— start —

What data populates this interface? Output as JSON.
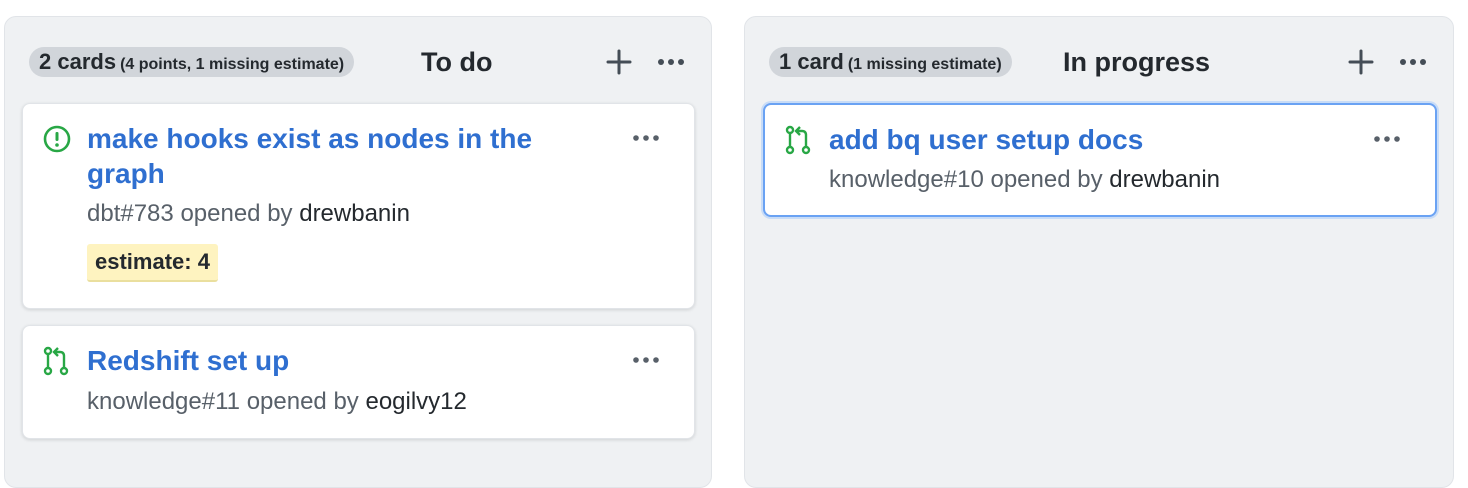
{
  "columns": [
    {
      "count_label": "2 cards",
      "count_detail": "(4 points, 1 missing estimate)",
      "title": "To do",
      "cards": [
        {
          "icon": "issue-open-icon",
          "title": "make hooks exist as nodes in the graph",
          "ref": "dbt#783",
          "opened_by_text": "opened by",
          "author": "drewbanin",
          "label": "estimate: 4"
        },
        {
          "icon": "pull-request-icon",
          "title": "Redshift set up",
          "ref": "knowledge#11",
          "opened_by_text": "opened by",
          "author": "eogilvy12"
        }
      ]
    },
    {
      "count_label": "1 card",
      "count_detail": "(1 missing estimate)",
      "title": "In progress",
      "cards": [
        {
          "icon": "pull-request-icon",
          "title": "add bq user setup docs",
          "ref": "knowledge#10",
          "opened_by_text": "opened by",
          "author": "drewbanin"
        }
      ]
    }
  ],
  "colors": {
    "link": "#2f6fd0",
    "issue_open": "#28a745",
    "pull_request": "#28a745",
    "label_bg": "#fef3c0",
    "selected_border": "#6aa2f3"
  }
}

— end —

_OBJECTIVE_
Pictures in the records above are not copied; print everything else exactly.

_CORRECT OUTPUT_
What data populates this interface? Output as JSON.
{
  "columns": [
    {
      "count_label": "2 cards",
      "count_detail": "(4 points, 1 missing estimate)",
      "title": "To do",
      "cards": [
        {
          "icon": "issue-open-icon",
          "title": "make hooks exist as nodes in the graph",
          "ref": "dbt#783",
          "opened_by_text": "opened by",
          "author": "drewbanin",
          "label": "estimate: 4"
        },
        {
          "icon": "pull-request-icon",
          "title": "Redshift set up",
          "ref": "knowledge#11",
          "opened_by_text": "opened by",
          "author": "eogilvy12"
        }
      ]
    },
    {
      "count_label": "1 card",
      "count_detail": "(1 missing estimate)",
      "title": "In progress",
      "cards": [
        {
          "icon": "pull-request-icon",
          "title": "add bq user setup docs",
          "ref": "knowledge#10",
          "opened_by_text": "opened by",
          "author": "drewbanin"
        }
      ]
    }
  ],
  "colors": {
    "link": "#2f6fd0",
    "issue_open": "#28a745",
    "pull_request": "#28a745",
    "label_bg": "#fef3c0",
    "selected_border": "#6aa2f3"
  }
}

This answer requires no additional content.